PROVIDED RECORDS
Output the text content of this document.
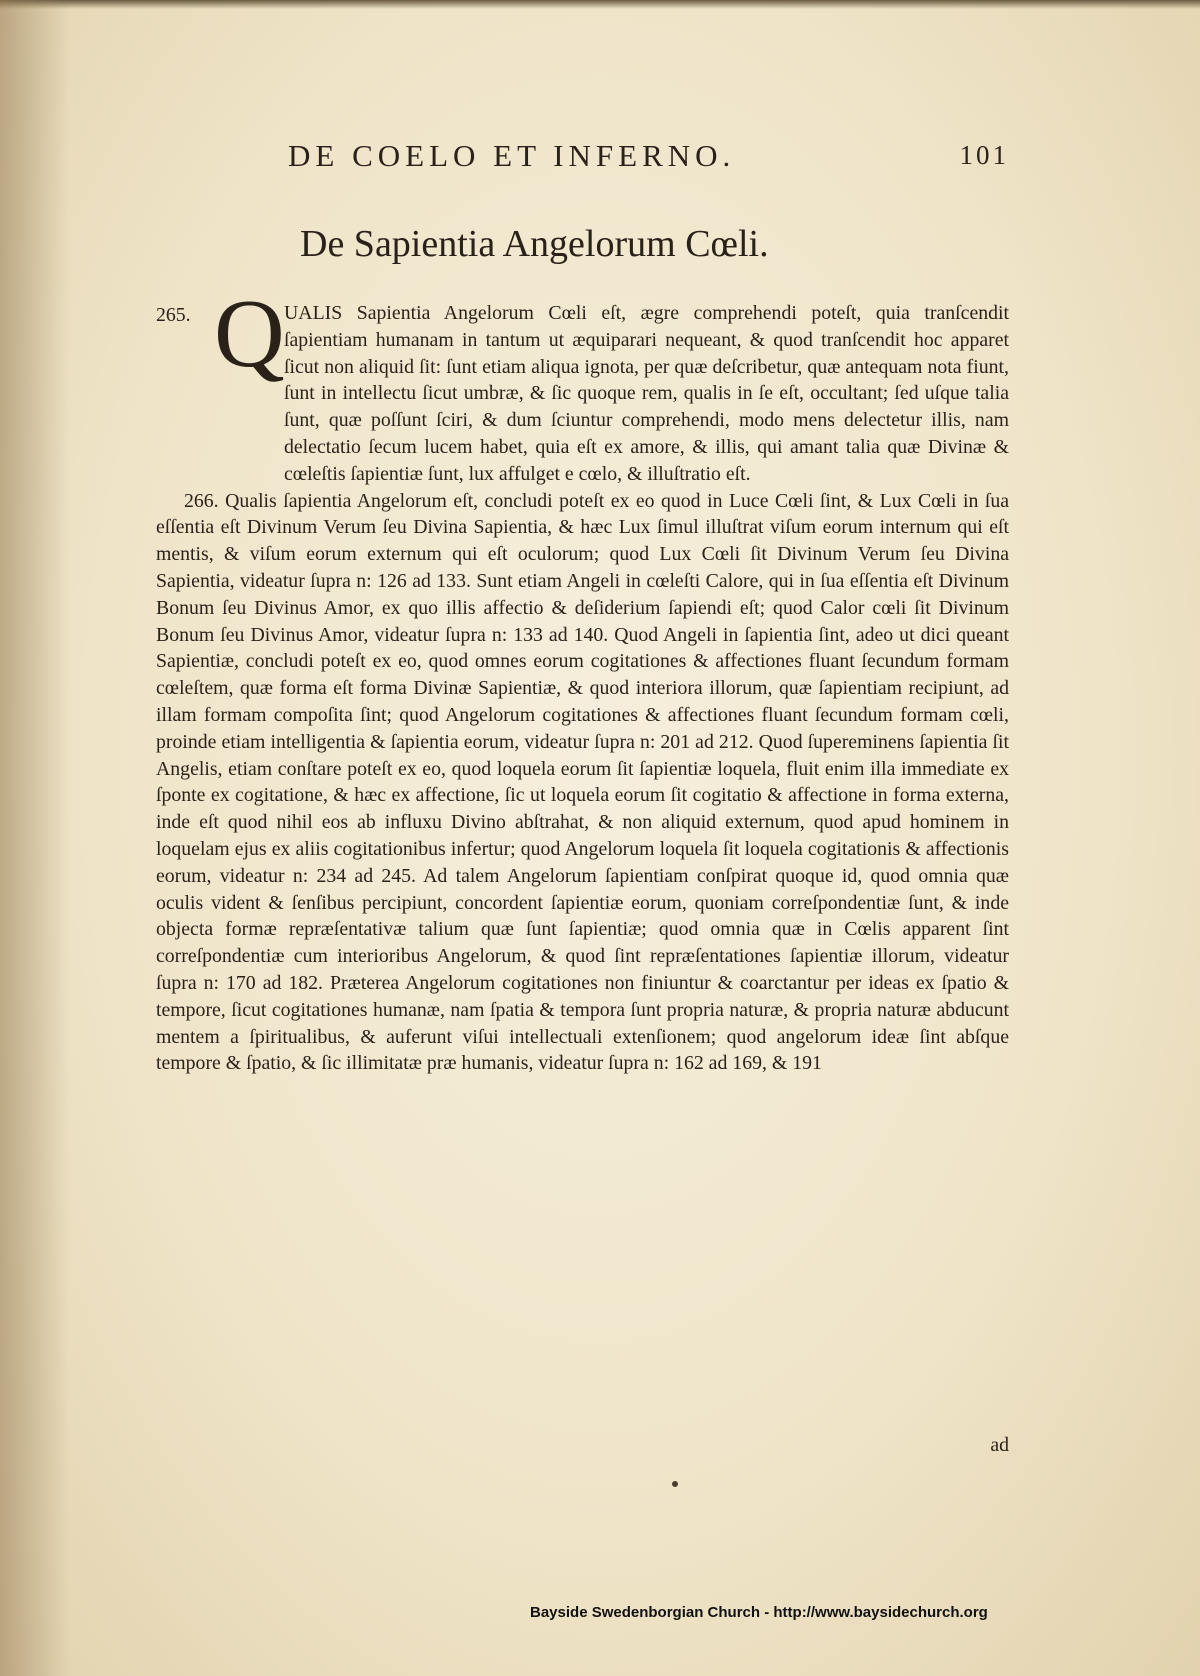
DE COELO ET INFERNO.	101
De Sapientia Angelorum Cœli.
265. Q UALIS Sapientia Angelorum Cœli eſt, ægre comprehendi poteſt, quia tranſcendit ſapientiam humanam in tantum ut æquiparari nequeant, & quod tranſcendit hoc apparet ſicut non aliquid ſit: ſunt etiam aliqua ignota, per quæ deſcribetur, quæ antequam nota fiunt, ſunt in intellectu ſicut umbræ, & ſic quoque rem, qualis in ſe eſt, occultant; ſed uſque talia ſunt, quæ poſſunt ſciri, & dum ſciuntur comprehendi, modo mens delectetur illis, nam delectatio ſecum lucem habet, quia eſt ex amore, & illis, qui amant talia quæ Divinæ & cœleſtis ſapientiæ ſunt, lux affulget e cœlo, & illuſtratio eſt.

266. Qualis ſapientia Angelorum eſt, concludi poteſt ex eo quod in Luce Cœli ſint, & Lux Cœli in ſua eſſentia eſt Divinum Verum ſeu Divina Sapientia, & hæc Lux ſimul illuſtrat viſum eorum internum qui eſt mentis, & viſum eorum externum qui eſt oculorum; quod Lux Cœli ſit Divinum Verum ſeu Divina Sapientia, videatur ſupra n: 126 ad 133. Sunt etiam Angeli in cœleſti Calore, qui in ſua eſſentia eſt Divinum Bonum ſeu Divinus Amor, ex quo illis affectio & deſiderium ſapiendi eſt; quod Calor cœli ſit Divinum Bonum ſeu Divinus Amor, videatur ſupra n: 133 ad 140. Quod Angeli in ſapientia ſint, adeo ut dici queant Sapientiæ, concludi poteſt ex eo, quod omnes eorum cogitationes & affectiones fluant ſecundum formam cœleſtem, quæ forma eſt forma Divinæ Sapientiæ, & quod interiora illorum, quæ ſapientiam recipiunt, ad illam formam compoſita ſint; quod Angelorum cogitationes & affectiones fluant ſecundum formam cœli, proinde etiam intelligentia & ſapientia eorum, videatur ſupra n: 201 ad 212. Quod ſupereminens ſapientia ſit Angelis, etiam conſtare poteſt ex eo, quod loquela eorum ſit ſapientiæ loquela, fluit enim illa immediate ex ſponte ex cogitatione, & hæc ex affectione, ſic ut loquela eorum ſit cogitatio & affectione in forma externa, inde eſt quod nihil eos ab influxu Divino abſtrahat, & non aliquid externum, quod apud hominem in loquelam ejus ex aliis cogitationibus infertur; quod Angelorum loquela ſit loquela cogitationis & affectionis eorum, videatur n: 234 ad 245. Ad talem Angelorum ſapientiam conſpirat quoque id, quod omnia quæ oculis vident & ſenſibus percipiunt, concordent ſapientiæ eorum, quoniam correſpondentiæ ſunt, & inde objecta formæ repræſentativæ talium quæ ſunt ſapientiæ; quod omnia quæ in Cœlis apparent ſint correſpondentiæ cum interioribus Angelorum, & quod ſint repræſentationes ſapientiæ illorum, videatur ſupra n: 170 ad 182. Præterea Angelorum cogitationes non finiuntur & coarctantur per ideas ex ſpatio & tempore, ſicut cogitationes humanæ, nam ſpatia & tempora ſunt propria naturæ, & propria naturæ abducunt mentem a ſpiritualibus, & auferunt viſui intellectuali extenſionem; quod angelorum ideæ ſint abſque tempore & ſpatio, & ſic illimitatæ præ humanis, videatur ſupra n: 162 ad 169, & 191

ad
Bayside Swedenborgian Church - http://www.baysidechurch.org
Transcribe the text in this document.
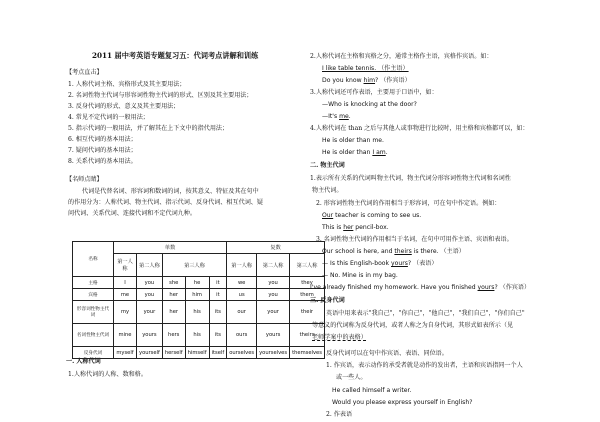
2011 届中考英语专题复习五：代词考点讲解和训练
【考点直击】
1. 人称代词主格、宾格形式及其主要用法；
2. 名词性物主代词与形容词性物主代词的形式、区别及其主要用法；
3. 反身代词的形式、意义及其主要用法；
4. 常见不定代词的一般用法；
5. 指示代词的一般用法，并了解其在上下文中的指代用法；
6. 相互代词的基本用法；
7. 疑问代词的基本用法；
8. 关系代词的基本用法。
【名师点睛】
代词是代替名词、形容词和数词的词，按其意义、特征及其在句中
的作用分为：人称代词、物主代词、指示代词、反身代词、相互代词、疑
问代词、关系代词、连接代词和不定代词九种。
一. 人称代词
1.人称代词的人称、数和格。
名称	单数					复数		
	第一人称	第二人称	第三人称			第一人称	第二人称	第三人称
主格	I	you	she	he	it	we	you	they
宾格	me	you	her	him	it	us	you	them
形容词性物主代词	my	your	her	his	its	our	your	their
名词性物主代词	mine	yours	hers	his	its	ours	yours	theirs
反身代词	myself	yourself	herself	himself	itself	ourselves	yourselves	themselves
2.人称代词在主格和宾格之分，通常主格作主语，宾格作宾语。如：
I like table tennis. （作主语）
Do you know him? （作宾语）
3.人称代词还可作表语，主要用于口语中，如：
—Who is knocking at the door?
—It's me.
4.人称代词在 than 之后与其他人或事物进行比较时，用主格和宾格都可以，如：
He is older than me.
He is older than I am.
二. 物主代词
1.表示所有关系的代词叫物主代词，物主代词分形容词性物主代词和名词性
物主代词。
2. 形容词性物主代词的作用相当于形容词，可在句中作定语。例如：
Our teacher is coming to see us.
This is her pencil-box.
3. 名词性物主代词的作用相当于名词，在句中可用作主语、宾语和表语。
Our school is here, and theirs is there. （主语）
— Is this English-book yours? （表语）
— No. Mine is in my bag.
I've already finished my homework. Have you finished yours? （作宾语）
三. 反身代词
英语中用来表示"我自己"，"你自己"，"他自己"，"我们自己"，"你们自己"
等意义的代词称为反身代词，或者人称之为自身代词，其形式如表所示（见
老师学案中的表格）
反身代词可以在句中作宾语、表语、同位语。
1. 作宾语，表示动作的承受者就是动作的发出者，主语和宾语指同一个人
或一些人。
He called himself a writer.
Would you please express yourself in English?
2. 作表语
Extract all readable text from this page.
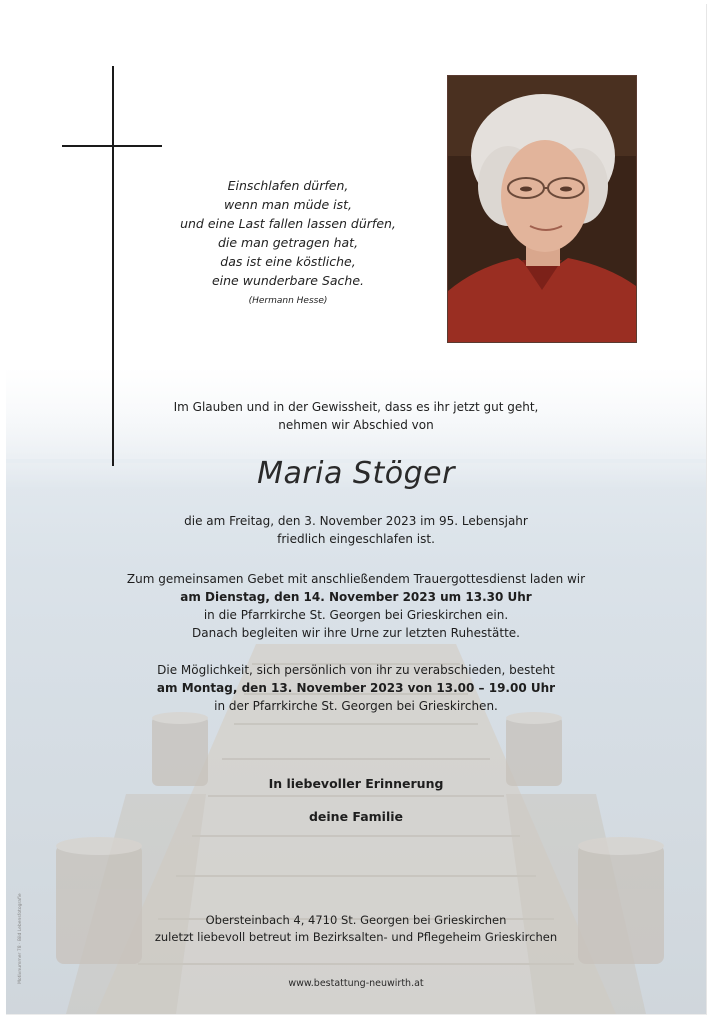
Einschlafen dürfen,
wenn man müde ist,
und eine Last fallen lassen dürfen,
die man getragen hat,
das ist eine köstliche,
eine wunderbare Sache.
(Hermann Hesse)
Im Glauben und in der Gewissheit, dass es ihr jetzt gut geht,
nehmen wir Abschied von
Maria Stöger
die am Freitag, den 3. November 2023 im 95. Lebensjahr
friedlich eingeschlafen ist.
Zum gemeinsamen Gebet mit anschließendem Trauergottesdienst laden wir
am Dienstag, den 14. November 2023 um 13.30 Uhr
in die Pfarrkirche St. Georgen bei Grieskirchen ein.
Danach begleiten wir ihre Urne zur letzten Ruhestätte.
Die Möglichkeit, sich persönlich von ihr zu verabschieden, besteht
am Montag, den 13. November 2023 von 13.00 – 19.00 Uhr
in der Pfarrkirche St. Georgen bei Grieskirchen.
In liebevoller Erinnerung
deine Familie
Obersteinbach 4, 4710 St. Georgen bei Grieskirchen
zuletzt liebevoll betreut im Bezirksalten- und Pflegeheim Grieskirchen
www.bestattung-neuwirth.at
Motivnummer 78 · Bild Lebensfotografie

DIRECTIONS
Return every line above in which the string "than" occurs.

FINAL RESULT
4.人称代词在 than 之后与其他人或事物进行比较时，用主格和宾格都可以，如：
He is older than me.
He is older than I am.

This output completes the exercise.